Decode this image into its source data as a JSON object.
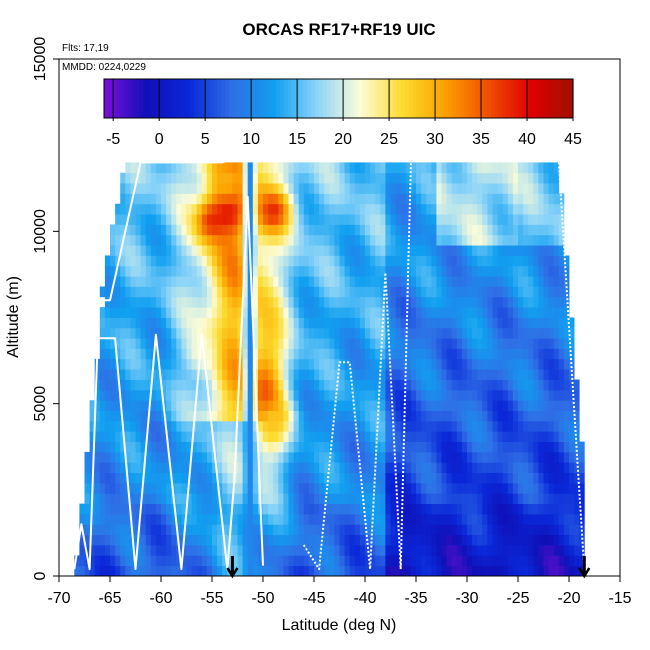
{
  "chart_data": {
    "type": "heatmap",
    "title": "ORCAS RF17+RF19 UIC",
    "flights_label": "Flts: 17,19",
    "dates_label": "MMDD: 0224,0229",
    "xlabel": "Latitude (deg N)",
    "ylabel": "Altitude (m)",
    "xlim": [
      -70,
      -15
    ],
    "ylim": [
      0,
      15000
    ],
    "x_ticks": [
      "-70",
      "-65",
      "-60",
      "-55",
      "-50",
      "-45",
      "-40",
      "-35",
      "-30",
      "-25",
      "-20",
      "-15"
    ],
    "y_ticks": [
      "0",
      "5000",
      "10000",
      "15000"
    ],
    "colorbar": {
      "min": -6,
      "max": 45,
      "tick_labels": [
        "-5",
        "0",
        "5",
        "10",
        "15",
        "20",
        "25",
        "30",
        "35",
        "40",
        "45"
      ],
      "colors": [
        "#7a10d8",
        "#1010b8",
        "#0a28d8",
        "#2f6fe6",
        "#10a0f0",
        "#8cd4f8",
        "#fcfcd8",
        "#fcdc30",
        "#fca000",
        "#f05000",
        "#e00000",
        "#a01000"
      ]
    },
    "arrow_latitudes": [
      -53,
      -18.5
    ],
    "flight_tracks": {
      "color": "#ffffff",
      "left_profile": [
        [
          -68.5,
          200
        ],
        [
          -67.8,
          1500
        ],
        [
          -67,
          200
        ],
        [
          -66.2,
          6900
        ],
        [
          -64.5,
          6900
        ],
        [
          -62.5,
          200
        ],
        [
          -60.5,
          7000
        ],
        [
          -58,
          200
        ],
        [
          -56,
          7000
        ],
        [
          -53.5,
          200
        ],
        [
          -52.8,
          2800
        ],
        [
          -51.5,
          11000
        ],
        [
          -50,
          300
        ]
      ],
      "right_profile": [
        [
          -46,
          900
        ],
        [
          -44.5,
          200
        ],
        [
          -42.5,
          6200
        ],
        [
          -41.5,
          6200
        ],
        [
          -39.5,
          200
        ],
        [
          -38,
          8800
        ],
        [
          -36.5,
          200
        ],
        [
          -35.5,
          12000
        ]
      ],
      "upper_track": [
        [
          -66.5,
          8000
        ],
        [
          -65,
          8000
        ],
        [
          -62,
          12000
        ],
        [
          -54,
          12000
        ],
        [
          -52,
          12200
        ]
      ],
      "right_edge": [
        [
          -21,
          12000
        ],
        [
          -19,
          2500
        ],
        [
          -18.5,
          200
        ]
      ]
    },
    "hot_spots": [
      {
        "lat": -55,
        "alt": 10300,
        "value": 37
      },
      {
        "lat": -53.5,
        "alt": 10600,
        "value": 40
      },
      {
        "lat": -49,
        "alt": 10600,
        "value": 38
      },
      {
        "lat": -53.5,
        "alt": 11500,
        "value": 30
      },
      {
        "lat": -49,
        "alt": 4500,
        "value": 28
      },
      {
        "lat": -56,
        "alt": 6500,
        "value": 22
      }
    ]
  }
}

PROBLEM DESCRIPTION ::
Report how many lines of the records above contain the word "value", and give only that number.

WRITTEN RESPONSE ::
6